-- start of Information supplied --

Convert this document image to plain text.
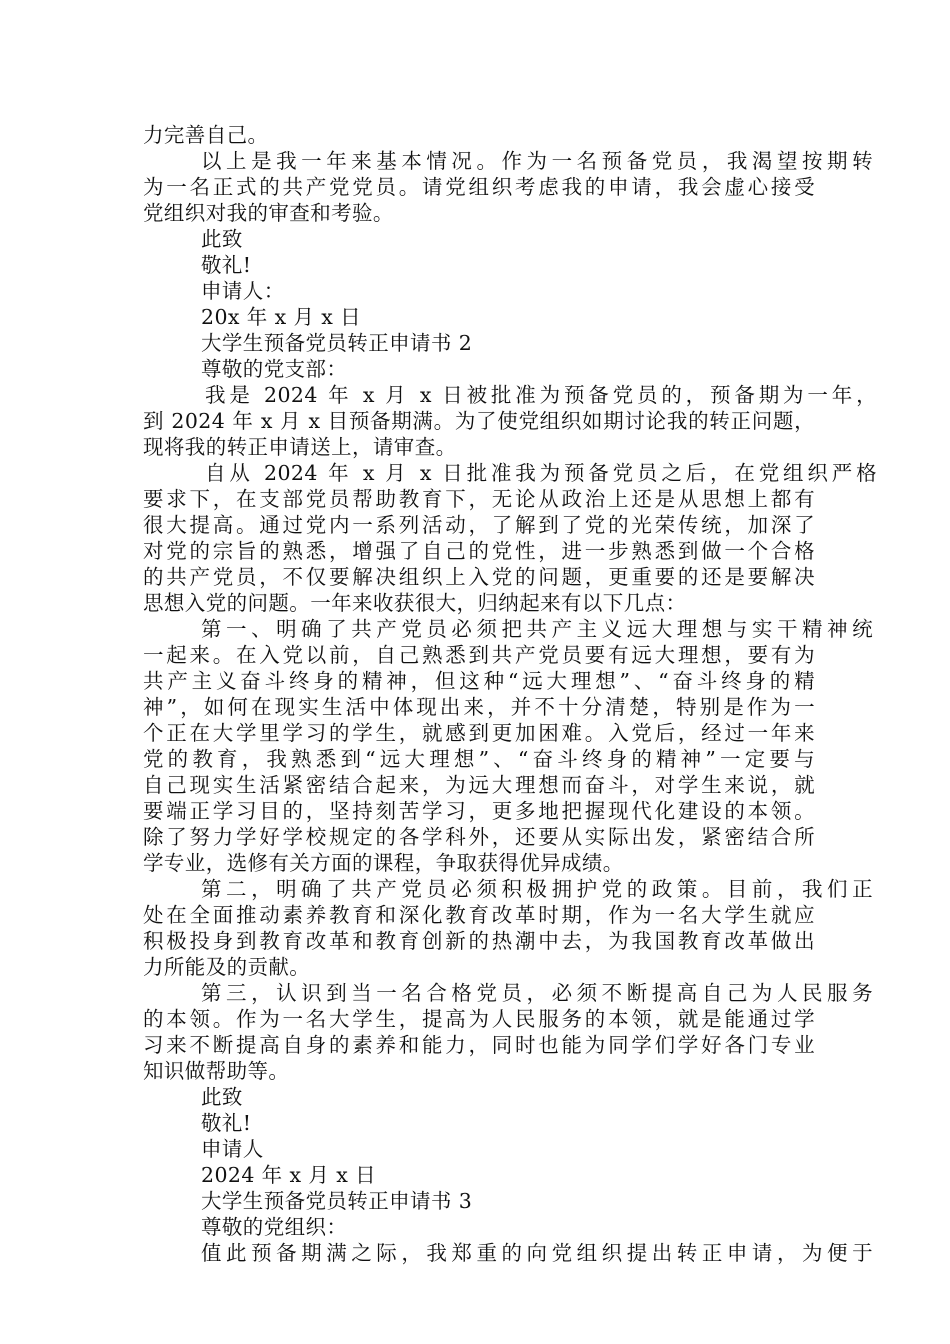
力完善自己。
以上是我一年来基本情况。作为一名预备党员，我渴望按期转
为一名正式的共产党党员。请党组织考虑我的申请，我会虚心接受
党组织对我的审查和考验。
此致
敬礼!
申请人：
20x 年 x 月 x 日
大学生预备党员转正申请书 2
尊敬的党支部：
我是 2024 年 x 月 x 日被批准为预备党员的，预备期为一年，
到 2024 年 x 月 x 目预备期满。为了使党组织如期讨论我的转正问题，
现将我的转正申请送上，请审查。
自从 2024 年 x 月 x 日批准我为预备党员之后，在党组织严格
要求下，在支部党员帮助教育下，无论从政治上还是从思想上都有
很大提高。通过党内一系列活动，了解到了党的光荣传统，加深了
对党的宗旨的熟悉，增强了自己的党性，进一步熟悉到做一个合格
的共产党员，不仅要解决组织上入党的问题，更重要的还是要解决
思想入党的问题。一年来收获很大，归纳起来有以下几点：
第一、明确了共产党员必须把共产主义远大理想与实干精神统
一起来。在入党以前，自己熟悉到共产党员要有远大理想，要有为
共产主义奋斗终身的精神，但这种“远大理想”、“奋斗终身的精
神”，如何在现实生活中体现出来，并不十分清楚，特别是作为一
个正在大学里学习的学生，就感到更加困难。入党后，经过一年来
党的教育，我熟悉到“远大理想”、“奋斗终身的精神”一定要与
自己现实生活紧密结合起来，为远大理想而奋斗，对学生来说，就
要端正学习目的，坚持刻苦学习，更多地把握现代化建设的本领。
除了努力学好学校规定的各学科外，还要从实际出发，紧密结合所
学专业，选修有关方面的课程，争取获得优异成绩。
第二，明确了共产党员必须积极拥护党的政策。目前，我们正
处在全面推动素养教育和深化教育改革时期，作为一名大学生就应
积极投身到教育改革和教育创新的热潮中去，为我国教育改革做出
力所能及的贡献。
第三，认识到当一名合格党员，必须不断提高自己为人民服务
的本领。作为一名大学生，提高为人民服务的本领，就是能通过学
习来不断提高自身的素养和能力，同时也能为同学们学好各门专业
知识做帮助等。
此致
敬礼!
申请人
2024 年 x 月 x 日
大学生预备党员转正申请书 3
尊敬的党组织：
值此预备期满之际，我郑重的向党组织提出转正申请，为便于
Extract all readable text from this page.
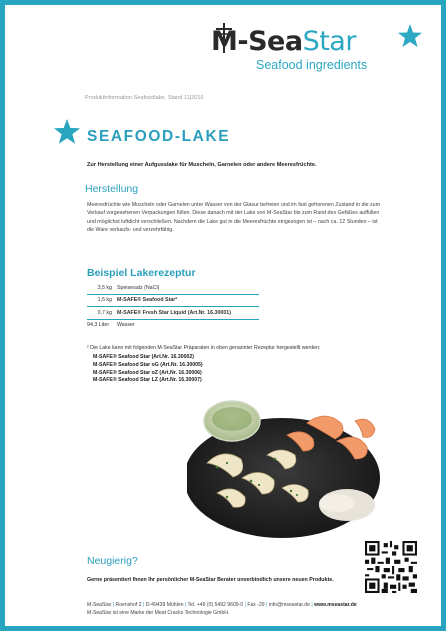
M-SeaStar
Seafood ingredients
Produktinformation Seafoodlake, Stand 11|2016
SEAFOOD-LAKE
Zur Herstellung einer Aufgusslake für Muscheln, Garnelen oder andere Meeresfrüchte.
Herstellung
Meeresfrüchte wie Muscheln oder Garnelen unter Wasser von der Glasur befreien und im fast gefrorenen Zustand in die zum
Verkauf vorgesehenen Verpackungen füllen. Diese danach mit der Lake von M-SeaStar bis zum Rand des Gefäßes auffüllen
und möglichst luftdicht verschließen. Nachdem die Lake gut in die Meeresfrüchte eingezogen ist – nach ca. 12 Stunden – ist
die Ware verkaufs- und verzehrfähig.
Beispiel Lakerezeptur
3,5 kg Speisesalz (NaCl)
1,5 kg M-SAFE® Seafood Star²
0,7 kg M-SAFE® Fresh Star Liquid (Art.Nr. 16.30001)
94,3 Liter	Wasser
² Die Lake kann mit folgenden M-SeaStar Präparaten in oben genannter Rezeptur hergestellt werden:
M-SAFE® Seafood Star (Art.Nr. 16.30002)
M-SAFE® Seafood Star oG (Art.Nr. 16.30005)
M-SAFE® Seafood Star oZ (Art.Nr. 16.30006)
M-SAFE® Seafood Star LZ (Art.Nr. 16.30007)
Neugierig?
Gerne präsentiert Ihnen Ihr persönlicher M-SeaStar Berater unverbindlich unsere neuen Produkte.
M-SeaStar | Roenshof 2 | D-49439 Mühlen | Tel. +49 (0) 5492 9609-0 | Fax -29 | info@mseastar.de | www.mseastar.de
M-SeaStar ist eine Marke der Meat Cracks Technologie GmbH.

-- end of Information supplied --

Task to complete: Copy every line above that includes the string "text".

Solution:
Convert this document image to plain text.
Extract all readable text from this page.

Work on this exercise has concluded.